● **Short task**
Write out each line of the listing as it stands, without the images.

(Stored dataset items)
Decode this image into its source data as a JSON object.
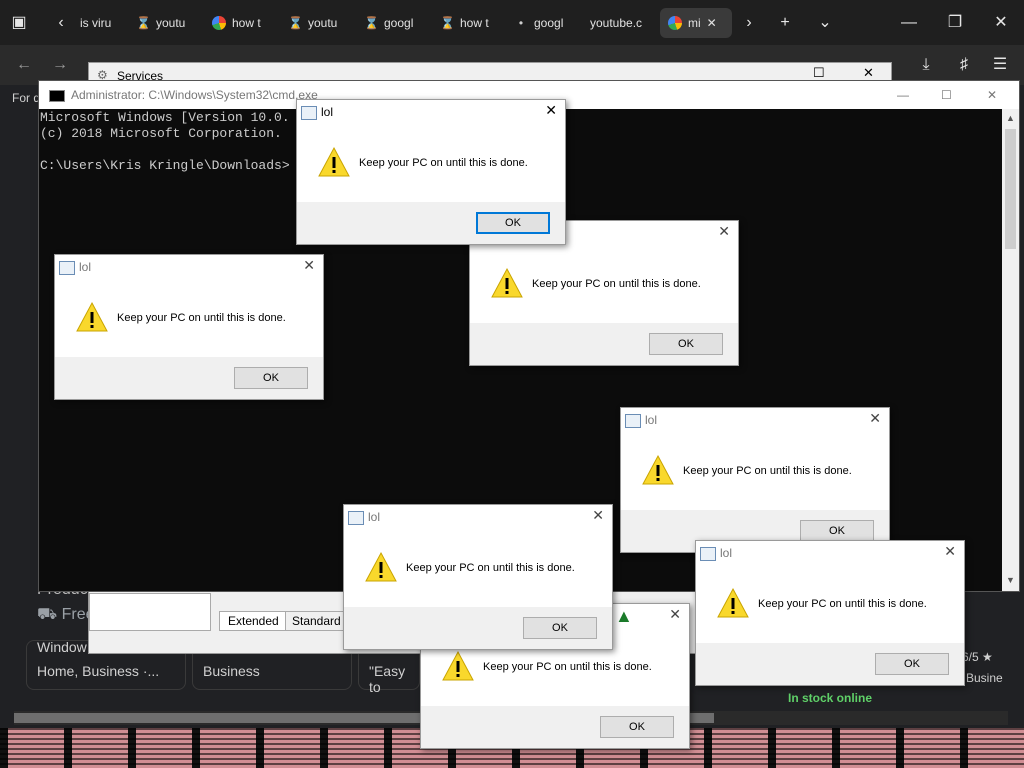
{
  "browser": {
    "tabs": [
      {
        "label": "is viru",
        "icon": "page-icon"
      },
      {
        "label": "youtu",
        "icon": "hourglass-icon"
      },
      {
        "label": "how t",
        "icon": "google-icon"
      },
      {
        "label": "youtu",
        "icon": "hourglass-icon"
      },
      {
        "label": "googl",
        "icon": "hourglass-icon"
      },
      {
        "label": "how t",
        "icon": "hourglass-icon"
      },
      {
        "label": "googl",
        "icon": "dot-icon"
      },
      {
        "label": "youtube.c",
        "icon": "none"
      },
      {
        "label": "mi",
        "icon": "google-icon"
      }
    ],
    "page_left_text": "For q",
    "page_products": "Produc",
    "page_free": "Free",
    "page_windows": "Window",
    "card1": "Home, Business ·...",
    "card2": "Business",
    "card3": "\"Easy to",
    "rating": "6/5 ★",
    "business": "Busine",
    "stock": "In stock online"
  },
  "services": {
    "title": "Services",
    "tab_extended": "Extended",
    "tab_standard": "Standard"
  },
  "cmd": {
    "title": "Administrator: C:\\Windows\\System32\\cmd.exe",
    "line1": "Microsoft Windows [Version 10.0.",
    "line2": "(c) 2018 Microsoft Corporation.",
    "line3": "C:\\Users\\Kris Kringle\\Downloads>"
  },
  "dialog": {
    "title": "lol",
    "message": "Keep your PC on until this is done.",
    "ok": "OK"
  }
}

● **Problem solution**
Decode this image into its source data as a JSON object.
{
  "browser": {
    "tabs": [
      {
        "label": "is viru",
        "icon": "page-icon"
      },
      {
        "label": "youtu",
        "icon": "hourglass-icon"
      },
      {
        "label": "how t",
        "icon": "google-icon"
      },
      {
        "label": "youtu",
        "icon": "hourglass-icon"
      },
      {
        "label": "googl",
        "icon": "hourglass-icon"
      },
      {
        "label": "how t",
        "icon": "hourglass-icon"
      },
      {
        "label": "googl",
        "icon": "dot-icon"
      },
      {
        "label": "youtube.c",
        "icon": "none"
      },
      {
        "label": "mi",
        "icon": "google-icon"
      }
    ],
    "page_left_text": "For q",
    "page_products": "Produc",
    "page_free": "Free",
    "page_windows": "Window",
    "card1": "Home, Business ·...",
    "card2": "Business",
    "card3": "\"Easy to",
    "rating": "6/5 ★",
    "business": "Busine",
    "stock": "In stock online"
  },
  "services": {
    "title": "Services",
    "tab_extended": "Extended",
    "tab_standard": "Standard"
  },
  "cmd": {
    "title": "Administrator: C:\\Windows\\System32\\cmd.exe",
    "line1": "Microsoft Windows [Version 10.0.",
    "line2": "(c) 2018 Microsoft Corporation.",
    "line3": "C:\\Users\\Kris Kringle\\Downloads>"
  },
  "dialog": {
    "title": "lol",
    "message": "Keep your PC on until this is done.",
    "ok": "OK"
  }
}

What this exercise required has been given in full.